▸ **WHAT TO DO**
Each line of the material must be repeated precisely, with the pictures left out.

+ + + + + + +

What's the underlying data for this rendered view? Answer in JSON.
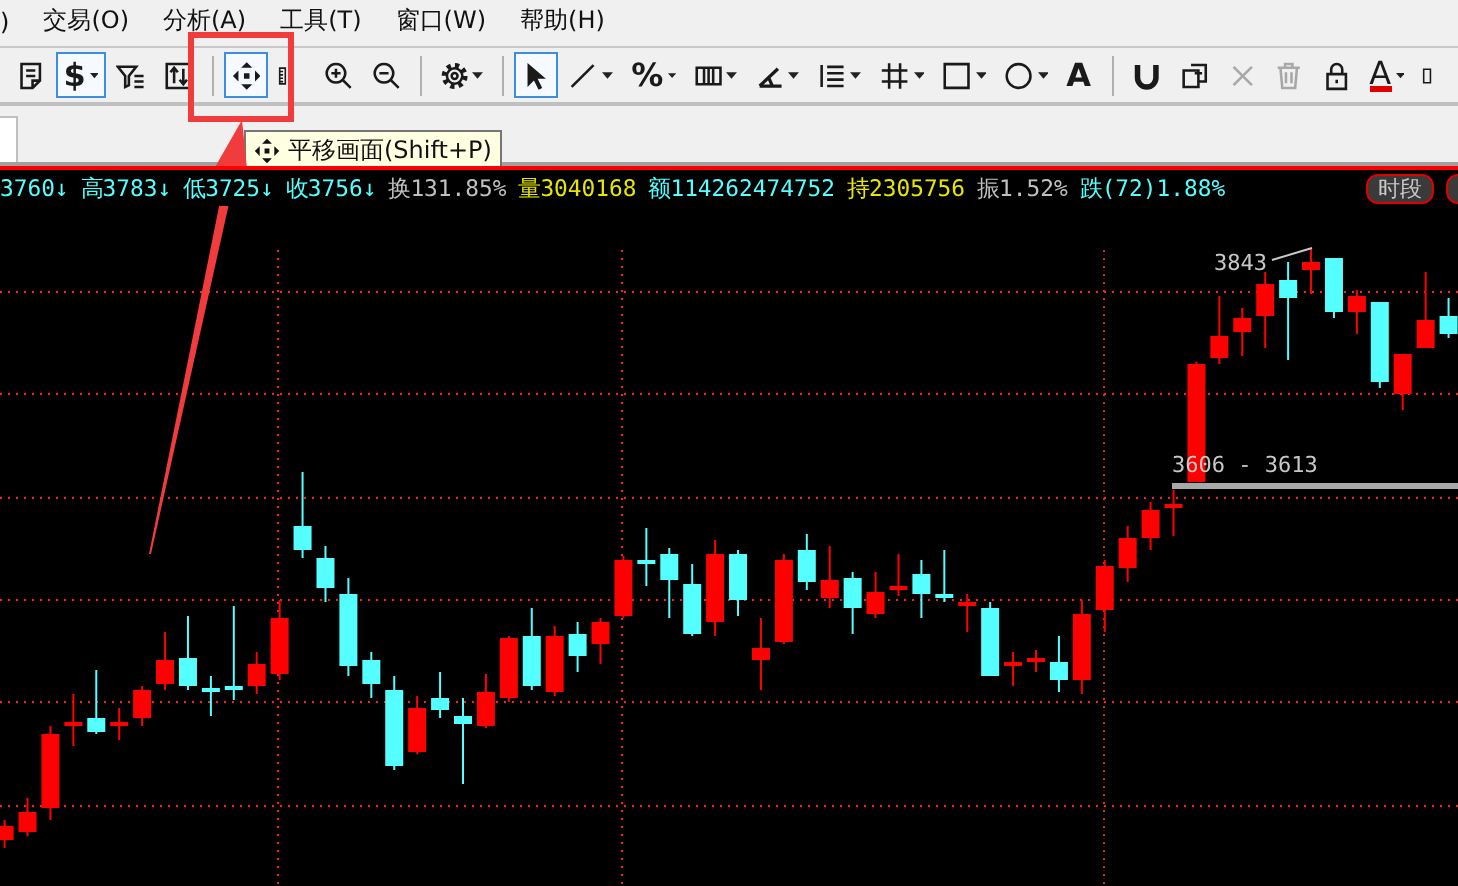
{
  "menu_bar": {
    "items": [
      ")",
      "交易(O)",
      "分析(A)",
      "工具(T)",
      "窗口(W)",
      "帮助(H)"
    ]
  },
  "toolbar": {
    "groups": [
      [
        {
          "kind": "icon",
          "selected": false,
          "dropdown": false,
          "disabled": false
        },
        {
          "kind": "text",
          "label": "$",
          "selected": true,
          "dropdown": true,
          "disabled": false
        },
        {
          "kind": "icon",
          "selected": false,
          "dropdown": false,
          "disabled": false
        },
        {
          "kind": "icon",
          "selected": false,
          "dropdown": false,
          "disabled": false
        }
      ],
      [
        {
          "kind": "icon",
          "selected": true,
          "dropdown": false,
          "disabled": false
        },
        {
          "kind": "icon",
          "selected": false,
          "dropdown": false,
          "disabled": false
        },
        {
          "kind": "icon",
          "selected": false,
          "dropdown": false,
          "disabled": false
        },
        {
          "kind": "icon",
          "selected": false,
          "dropdown": false,
          "disabled": false
        }
      ],
      [
        {
          "kind": "icon",
          "selected": false,
          "dropdown": true,
          "disabled": false
        }
      ],
      [
        {
          "kind": "icon",
          "selected": true,
          "dropdown": false,
          "disabled": false
        },
        {
          "kind": "icon",
          "selected": false,
          "dropdown": true,
          "disabled": false
        },
        {
          "kind": "text",
          "label": "%",
          "selected": false,
          "dropdown": true,
          "disabled": false
        },
        {
          "kind": "icon",
          "selected": false,
          "dropdown": true,
          "disabled": false
        },
        {
          "kind": "icon",
          "selected": false,
          "dropdown": true,
          "disabled": false
        },
        {
          "kind": "icon",
          "selected": false,
          "dropdown": true,
          "disabled": false
        },
        {
          "kind": "icon",
          "selected": false,
          "dropdown": true,
          "disabled": false
        },
        {
          "kind": "icon",
          "selected": false,
          "dropdown": true,
          "disabled": false
        },
        {
          "kind": "icon",
          "selected": false,
          "dropdown": true,
          "disabled": false
        },
        {
          "kind": "text",
          "label": "A",
          "selected": false,
          "dropdown": false,
          "disabled": false
        }
      ],
      [
        {
          "kind": "icon",
          "selected": false,
          "dropdown": false,
          "disabled": false
        },
        {
          "kind": "icon",
          "selected": false,
          "dropdown": false,
          "disabled": false
        },
        {
          "kind": "icon",
          "selected": false,
          "dropdown": false,
          "disabled": true
        },
        {
          "kind": "icon",
          "selected": false,
          "dropdown": false,
          "disabled": true
        },
        {
          "kind": "icon",
          "selected": false,
          "dropdown": false,
          "disabled": false
        },
        {
          "kind": "font-color",
          "label": "A",
          "selected": false,
          "dropdown": true,
          "disabled": false
        },
        {
          "kind": "icon",
          "selected": false,
          "dropdown": false,
          "disabled": false
        }
      ]
    ]
  },
  "tooltip": {
    "text": "平移画面(Shift+P)"
  },
  "quote_bar": {
    "items": [
      {
        "text": "3760↓",
        "color": "#55ffff"
      },
      {
        "text": "高3783↓",
        "color": "#55ffff"
      },
      {
        "text": "低3725↓",
        "color": "#55ffff"
      },
      {
        "text": "收3756↓",
        "color": "#55ffff"
      },
      {
        "text": "换131.85%",
        "color": "#c0c0c0"
      },
      {
        "text": "量3040168",
        "color": "#e6e600"
      },
      {
        "text": "额114262474752",
        "color": "#55ffff"
      },
      {
        "text": "持2305756",
        "color": "#e6e600"
      },
      {
        "text": "振1.52%",
        "color": "#c0c0c0"
      },
      {
        "text": "跌(72)1.88%",
        "color": "#55ffff"
      }
    ],
    "period_button": "时段"
  },
  "chart": {
    "high_label": "3843",
    "range_label": "3606 - 3613"
  }
}
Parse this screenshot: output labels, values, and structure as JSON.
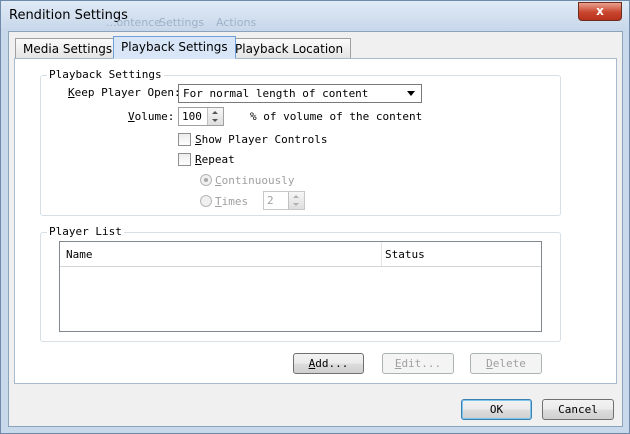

+ + + + + + +

▸ **REPLY TO THE EXERCISE**
What's the underlying data for this rendered view? Answer in JSON.
{
  "menu_bar": {
    "items": [
      ")",
      "交易(O)",
      "分析(A)",
      "工具(T)",
      "窗口(W)",
      "帮助(H)"
    ]
  },
  "toolbar": {
    "groups": [
      [
        {
          "kind": "icon",
          "selected": false,
          "dropdown": false,
          "disabled": false
        },
        {
          "kind": "text",
          "label": "$",
          "selected": true,
          "dropdown": true,
          "disabled": false
        },
        {
          "kind": "icon",
          "selected": false,
          "dropdown": false,
          "disabled": false
        },
        {
          "kind": "icon",
          "selected": false,
          "dropdown": false,
          "disabled": false
        }
      ],
      [
        {
          "kind": "icon",
          "selected": true,
          "dropdown": false,
          "disabled": false
        },
        {
          "kind": "icon",
          "selected": false,
          "dropdown": false,
          "disabled": false
        },
        {
          "kind": "icon",
          "selected": false,
          "dropdown": false,
          "disabled": false
        },
        {
          "kind": "icon",
          "selected": false,
          "dropdown": false,
          "disabled": false
        }
      ],
      [
        {
          "kind": "icon",
          "selected": false,
          "dropdown": true,
          "disabled": false
        }
      ],
      [
        {
          "kind": "icon",
          "selected": true,
          "dropdown": false,
          "disabled": false
        },
        {
          "kind": "icon",
          "selected": false,
          "dropdown": true,
          "disabled": false
        },
        {
          "kind": "text",
          "label": "%",
          "selected": false,
          "dropdown": true,
          "disabled": false
        },
        {
          "kind": "icon",
          "selected": false,
          "dropdown": true,
          "disabled": false
        },
        {
          "kind": "icon",
          "selected": false,
          "dropdown": true,
          "disabled": false
        },
        {
          "kind": "icon",
          "selected": false,
          "dropdown": true,
          "disabled": false
        },
        {
          "kind": "icon",
          "selected": false,
          "dropdown": true,
          "disabled": false
        },
        {
          "kind": "icon",
          "selected": false,
          "dropdown": true,
          "disabled": false
        },
        {
          "kind": "icon",
          "selected": false,
          "dropdown": true,
          "disabled": false
        },
        {
          "kind": "text",
          "label": "A",
          "selected": false,
          "dropdown": false,
          "disabled": false
        }
      ],
      [
        {
          "kind": "icon",
          "selected": false,
          "dropdown": false,
          "disabled": false
        },
        {
          "kind": "icon",
          "selected": false,
          "dropdown": false,
          "disabled": false
        },
        {
          "kind": "icon",
          "selected": false,
          "dropdown": false,
          "disabled": true
        },
        {
          "kind": "icon",
          "selected": false,
          "dropdown": false,
          "disabled": true
        },
        {
          "kind": "icon",
          "selected": false,
          "dropdown": false,
          "disabled": false
        },
        {
          "kind": "font-color",
          "label": "A",
          "selected": false,
          "dropdown": true,
          "disabled": false
        },
        {
          "kind": "icon",
          "selected": false,
          "dropdown": false,
          "disabled": false
        }
      ]
    ]
  },
  "tooltip": {
    "text": "平移画面(Shift+P)"
  },
  "quote_bar": {
    "items": [
      {
        "text": "3760↓",
        "color": "#55ffff"
      },
      {
        "text": "高3783↓",
        "color": "#55ffff"
      },
      {
        "text": "低3725↓",
        "color": "#55ffff"
      },
      {
        "text": "收3756↓",
        "color": "#55ffff"
      },
      {
        "text": "换131.85%",
        "color": "#c0c0c0"
      },
      {
        "text": "量3040168",
        "color": "#e6e600"
      },
      {
        "text": "额114262474752",
        "color": "#55ffff"
      },
      {
        "text": "持2305756",
        "color": "#e6e600"
      },
      {
        "text": "振1.52%",
        "color": "#c0c0c0"
      },
      {
        "text": "跌(72)1.88%",
        "color": "#55ffff"
      }
    ],
    "period_button": "时段"
  },
  "chart": {
    "high_label": "3843",
    "range_label": "3606 - 3613"
  }
}
Parse this screenshot: output labels, values, and structure as JSON.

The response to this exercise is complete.